* **BRIEF**:
Starting at the line that contains "Decode this image", transcribe every remaining line of the entries exactly, including the last one.

Extracted data entries

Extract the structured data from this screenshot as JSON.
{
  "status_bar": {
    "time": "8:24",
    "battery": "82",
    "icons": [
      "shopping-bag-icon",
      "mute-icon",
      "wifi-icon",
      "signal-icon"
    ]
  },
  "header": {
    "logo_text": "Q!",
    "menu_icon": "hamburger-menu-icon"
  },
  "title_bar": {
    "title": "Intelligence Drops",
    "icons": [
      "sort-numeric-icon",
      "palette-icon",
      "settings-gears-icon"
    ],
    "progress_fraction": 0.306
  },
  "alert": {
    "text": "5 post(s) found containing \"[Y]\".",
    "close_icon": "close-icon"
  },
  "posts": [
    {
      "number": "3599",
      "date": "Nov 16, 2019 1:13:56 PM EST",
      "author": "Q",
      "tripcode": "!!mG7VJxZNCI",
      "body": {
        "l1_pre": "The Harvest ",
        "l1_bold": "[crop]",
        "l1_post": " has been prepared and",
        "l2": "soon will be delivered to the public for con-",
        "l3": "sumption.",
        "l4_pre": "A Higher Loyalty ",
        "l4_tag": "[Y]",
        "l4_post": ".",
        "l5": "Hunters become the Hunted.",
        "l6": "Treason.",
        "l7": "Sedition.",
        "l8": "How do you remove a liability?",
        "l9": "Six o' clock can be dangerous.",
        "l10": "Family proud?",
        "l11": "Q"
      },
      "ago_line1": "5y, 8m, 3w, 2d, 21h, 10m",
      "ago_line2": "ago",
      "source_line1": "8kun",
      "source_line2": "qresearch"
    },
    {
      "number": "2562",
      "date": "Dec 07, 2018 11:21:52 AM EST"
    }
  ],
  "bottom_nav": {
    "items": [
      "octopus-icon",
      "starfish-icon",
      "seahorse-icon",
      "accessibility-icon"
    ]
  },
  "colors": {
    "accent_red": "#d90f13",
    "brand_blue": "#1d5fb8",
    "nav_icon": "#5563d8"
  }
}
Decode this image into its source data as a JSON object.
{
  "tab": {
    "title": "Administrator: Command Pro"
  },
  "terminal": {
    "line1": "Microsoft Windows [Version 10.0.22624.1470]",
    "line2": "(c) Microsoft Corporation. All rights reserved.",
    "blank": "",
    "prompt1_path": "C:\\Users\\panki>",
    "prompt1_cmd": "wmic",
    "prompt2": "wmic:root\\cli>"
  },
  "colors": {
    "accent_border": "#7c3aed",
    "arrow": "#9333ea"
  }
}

* **RESPONSE TO THE EXERCISE**:
Decode this image into its source data as a JSON object.
{
  "tab": {
    "title": "Administrator: Command Pro"
  },
  "terminal": {
    "line1": "Microsoft Windows [Version 10.0.22624.1470]",
    "line2": "(c) Microsoft Corporation. All rights reserved.",
    "blank": "",
    "prompt1_path": "C:\\Users\\panki>",
    "prompt1_cmd": "wmic",
    "prompt2": "wmic:root\\cli>"
  },
  "colors": {
    "accent_border": "#7c3aed",
    "arrow": "#9333ea"
  }
}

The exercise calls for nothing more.